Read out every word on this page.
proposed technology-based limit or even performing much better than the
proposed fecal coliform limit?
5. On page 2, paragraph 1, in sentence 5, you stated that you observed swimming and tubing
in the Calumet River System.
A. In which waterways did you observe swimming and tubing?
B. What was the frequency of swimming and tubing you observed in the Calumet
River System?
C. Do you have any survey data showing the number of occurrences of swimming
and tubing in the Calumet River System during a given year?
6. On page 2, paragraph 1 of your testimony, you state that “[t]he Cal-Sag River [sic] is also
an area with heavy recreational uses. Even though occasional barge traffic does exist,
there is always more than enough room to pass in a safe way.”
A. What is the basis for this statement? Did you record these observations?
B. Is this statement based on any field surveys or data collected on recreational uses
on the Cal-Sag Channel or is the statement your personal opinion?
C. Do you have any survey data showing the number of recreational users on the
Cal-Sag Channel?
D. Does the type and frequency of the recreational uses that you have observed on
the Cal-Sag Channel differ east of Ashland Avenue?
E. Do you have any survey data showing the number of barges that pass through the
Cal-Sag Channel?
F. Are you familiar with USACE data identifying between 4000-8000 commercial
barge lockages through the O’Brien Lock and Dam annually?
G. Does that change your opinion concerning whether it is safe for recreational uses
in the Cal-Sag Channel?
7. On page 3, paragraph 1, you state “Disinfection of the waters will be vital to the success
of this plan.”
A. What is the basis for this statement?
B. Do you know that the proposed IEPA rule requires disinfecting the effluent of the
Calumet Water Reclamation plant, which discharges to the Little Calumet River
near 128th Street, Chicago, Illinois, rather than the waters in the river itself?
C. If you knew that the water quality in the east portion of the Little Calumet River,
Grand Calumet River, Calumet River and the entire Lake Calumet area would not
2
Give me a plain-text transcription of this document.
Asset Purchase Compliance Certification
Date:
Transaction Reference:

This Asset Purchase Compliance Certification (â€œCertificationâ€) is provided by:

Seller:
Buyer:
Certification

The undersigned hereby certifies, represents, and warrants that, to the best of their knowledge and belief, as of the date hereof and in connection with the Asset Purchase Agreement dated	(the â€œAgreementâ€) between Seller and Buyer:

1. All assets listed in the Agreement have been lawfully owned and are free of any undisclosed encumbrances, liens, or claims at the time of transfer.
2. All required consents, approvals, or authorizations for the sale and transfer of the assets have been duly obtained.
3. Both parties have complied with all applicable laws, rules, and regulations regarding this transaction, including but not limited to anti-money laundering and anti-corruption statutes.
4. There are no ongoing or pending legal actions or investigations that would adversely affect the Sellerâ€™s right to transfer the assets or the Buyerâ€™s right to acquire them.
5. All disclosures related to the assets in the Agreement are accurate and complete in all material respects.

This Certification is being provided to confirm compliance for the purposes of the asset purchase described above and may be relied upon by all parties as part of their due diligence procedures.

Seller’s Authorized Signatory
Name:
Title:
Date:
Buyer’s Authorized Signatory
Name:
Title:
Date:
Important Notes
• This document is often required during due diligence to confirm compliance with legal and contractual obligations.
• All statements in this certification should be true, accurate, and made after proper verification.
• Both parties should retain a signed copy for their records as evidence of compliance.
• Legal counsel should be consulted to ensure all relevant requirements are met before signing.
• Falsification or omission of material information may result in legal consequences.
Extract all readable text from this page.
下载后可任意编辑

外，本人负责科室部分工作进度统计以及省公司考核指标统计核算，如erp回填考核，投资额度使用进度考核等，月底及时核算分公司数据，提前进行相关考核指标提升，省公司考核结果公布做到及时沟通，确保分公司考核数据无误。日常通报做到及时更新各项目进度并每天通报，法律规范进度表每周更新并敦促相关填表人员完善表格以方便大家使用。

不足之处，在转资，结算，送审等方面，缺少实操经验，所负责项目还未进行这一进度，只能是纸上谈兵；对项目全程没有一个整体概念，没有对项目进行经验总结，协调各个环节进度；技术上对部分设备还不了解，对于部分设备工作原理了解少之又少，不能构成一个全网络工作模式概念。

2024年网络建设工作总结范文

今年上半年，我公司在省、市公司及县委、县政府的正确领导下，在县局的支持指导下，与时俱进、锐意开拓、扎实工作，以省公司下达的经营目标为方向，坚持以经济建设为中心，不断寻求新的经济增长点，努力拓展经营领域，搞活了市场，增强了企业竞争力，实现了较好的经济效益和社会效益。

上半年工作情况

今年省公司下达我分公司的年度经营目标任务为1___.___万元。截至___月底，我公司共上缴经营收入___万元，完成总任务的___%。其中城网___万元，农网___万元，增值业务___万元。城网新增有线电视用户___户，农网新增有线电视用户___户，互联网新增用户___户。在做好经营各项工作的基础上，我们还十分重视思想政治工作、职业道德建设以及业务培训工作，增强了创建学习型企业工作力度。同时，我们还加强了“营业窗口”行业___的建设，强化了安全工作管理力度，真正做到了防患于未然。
____
How many lines of the listing include the string "text"? Answer with the number alone.

__Complete answer__
2